**EXERCISE**
State how many lines include "objectif", giving the number by itself.

== ROWS ==

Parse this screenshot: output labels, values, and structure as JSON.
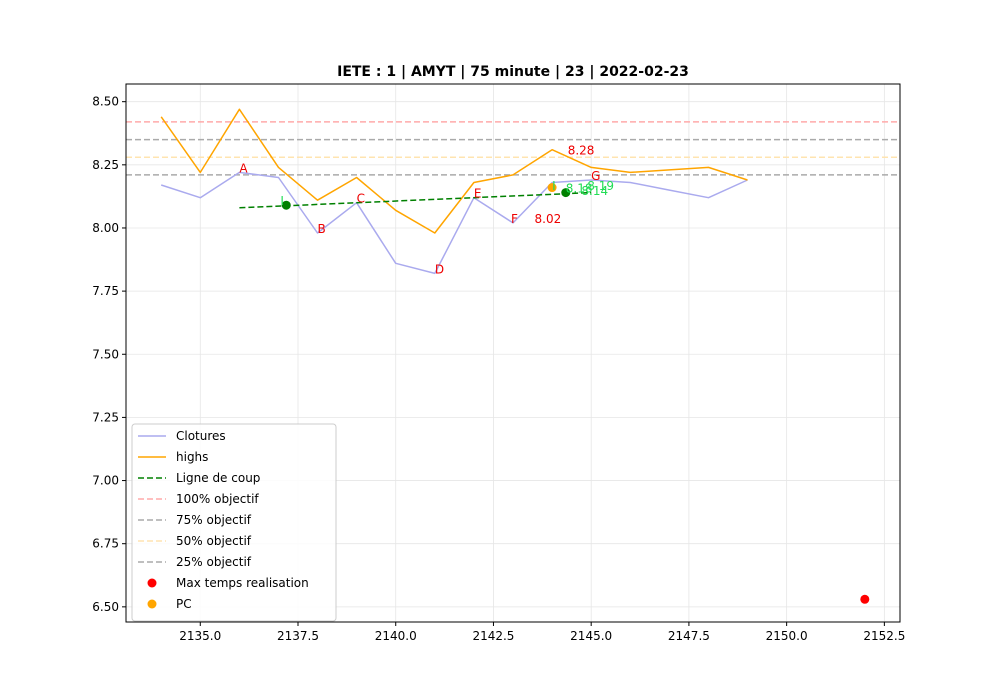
{
  "chart_data": {
    "type": "line",
    "title": "IETE : 1 | AMYT | 75 minute | 23 | 2022-02-23",
    "xlabel": "",
    "ylabel": "",
    "xlim": [
      2133.1,
      2152.9
    ],
    "ylim": [
      6.44,
      8.57
    ],
    "grid": true,
    "legend_position": "lower-left",
    "x_ticks": [
      {
        "value": 2135.0,
        "label": "2135.0"
      },
      {
        "value": 2137.5,
        "label": "2137.5"
      },
      {
        "value": 2140.0,
        "label": "2140.0"
      },
      {
        "value": 2142.5,
        "label": "2142.5"
      },
      {
        "value": 2145.0,
        "label": "2145.0"
      },
      {
        "value": 2147.5,
        "label": "2147.5"
      },
      {
        "value": 2150.0,
        "label": "2150.0"
      },
      {
        "value": 2152.5,
        "label": "2152.5"
      }
    ],
    "y_ticks": [
      {
        "value": 6.5,
        "label": "6.50"
      },
      {
        "value": 6.75,
        "label": "6.75"
      },
      {
        "value": 7.0,
        "label": "7.00"
      },
      {
        "value": 7.25,
        "label": "7.25"
      },
      {
        "value": 7.5,
        "label": "7.50"
      },
      {
        "value": 7.75,
        "label": "7.75"
      },
      {
        "value": 8.0,
        "label": "8.00"
      },
      {
        "value": 8.25,
        "label": "8.25"
      },
      {
        "value": 8.5,
        "label": "8.50"
      }
    ],
    "series": [
      {
        "name": "Clotures",
        "color": "#aaaaee",
        "style": "solid",
        "x": [
          2134,
          2135,
          2136,
          2137,
          2138,
          2139,
          2140,
          2141,
          2142,
          2143,
          2144,
          2145,
          2146,
          2147,
          2148,
          2149
        ],
        "y": [
          8.17,
          8.12,
          8.22,
          8.2,
          7.98,
          8.1,
          7.86,
          7.82,
          8.12,
          8.02,
          8.18,
          8.19,
          8.18,
          8.15,
          8.12,
          8.19
        ]
      },
      {
        "name": "highs",
        "color": "#ffa500",
        "style": "solid",
        "x": [
          2134,
          2135,
          2136,
          2137,
          2138,
          2139,
          2140,
          2141,
          2142,
          2143,
          2144,
          2145,
          2146,
          2147,
          2148,
          2149
        ],
        "y": [
          8.44,
          8.22,
          8.47,
          8.24,
          8.11,
          8.2,
          8.07,
          7.98,
          8.18,
          8.21,
          8.31,
          8.24,
          8.22,
          8.23,
          8.24,
          8.19
        ]
      },
      {
        "name": "Ligne de coup",
        "color": "#008000",
        "style": "dashed",
        "x": [
          2136,
          2145
        ],
        "y": [
          8.08,
          8.14
        ]
      }
    ],
    "hlines": [
      {
        "name": "100% objectif",
        "y": 8.42,
        "color": "#ffaaaa"
      },
      {
        "name": "75% objectif",
        "y": 8.35,
        "color": "#aaaaaa"
      },
      {
        "name": "50% objectif",
        "y": 8.28,
        "color": "#ffe4b0"
      },
      {
        "name": "25% objectif",
        "y": 8.21,
        "color": "#aaaaaa"
      }
    ],
    "points": [
      {
        "name": "Max temps realisation",
        "x": 2152,
        "y": 6.53,
        "color": "#ff0000"
      },
      {
        "name": "PC",
        "x": 2144,
        "y": 8.16,
        "color": "#ffa500"
      }
    ],
    "markers": [
      {
        "x": 2137.2,
        "y": 8.09,
        "color": "#008000"
      },
      {
        "x": 2144.35,
        "y": 8.14,
        "color": "#008000"
      }
    ],
    "annotations": [
      {
        "text": "A",
        "x": 2136.0,
        "y": 8.22,
        "color": "#ee0000"
      },
      {
        "text": "B",
        "x": 2138.0,
        "y": 7.98,
        "color": "#ee0000"
      },
      {
        "text": "C",
        "x": 2139.0,
        "y": 8.1,
        "color": "#ee0000"
      },
      {
        "text": "D",
        "x": 2141.0,
        "y": 7.82,
        "color": "#ee0000"
      },
      {
        "text": "E",
        "x": 2142.0,
        "y": 8.12,
        "color": "#ee0000"
      },
      {
        "text": "F",
        "x": 2142.95,
        "y": 8.02,
        "color": "#ee0000"
      },
      {
        "text": "G",
        "x": 2145.0,
        "y": 8.19,
        "color": "#ee0000"
      },
      {
        "text": "8.28",
        "x": 2144.4,
        "y": 8.29,
        "color": "#ee0000"
      },
      {
        "text": "8.02",
        "x": 2143.55,
        "y": 8.02,
        "color": "#ee0000"
      },
      {
        "text": "I",
        "x": 2137.05,
        "y": 8.09,
        "color": "#22dd55"
      },
      {
        "text": "I",
        "x": 2144.0,
        "y": 8.15,
        "color": "#22dd55"
      },
      {
        "text": "8.19",
        "x": 2144.9,
        "y": 8.15,
        "color": "#22dd55"
      },
      {
        "text": "8.18",
        "x": 2144.35,
        "y": 8.14,
        "color": "#22dd55"
      },
      {
        "text": "8.14",
        "x": 2144.75,
        "y": 8.13,
        "color": "#22dd55"
      }
    ],
    "legend": [
      {
        "label": "Clotures",
        "kind": "line",
        "color": "#aaaaee",
        "dash": ""
      },
      {
        "label": "highs",
        "kind": "line",
        "color": "#ffa500",
        "dash": ""
      },
      {
        "label": "Ligne de coup",
        "kind": "line",
        "color": "#008000",
        "dash": "6,3"
      },
      {
        "label": "100% objectif",
        "kind": "line",
        "color": "#ffaaaa",
        "dash": "6,3"
      },
      {
        "label": "75% objectif",
        "kind": "line",
        "color": "#aaaaaa",
        "dash": "6,3"
      },
      {
        "label": "50% objectif",
        "kind": "line",
        "color": "#ffe4b0",
        "dash": "6,3"
      },
      {
        "label": "25% objectif",
        "kind": "line",
        "color": "#aaaaaa",
        "dash": "6,3"
      },
      {
        "label": "Max temps realisation",
        "kind": "dot",
        "color": "#ff0000",
        "dash": ""
      },
      {
        "label": "PC",
        "kind": "dot",
        "color": "#ffa500",
        "dash": ""
      }
    ]
  }
}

===

**THE RESULT**
8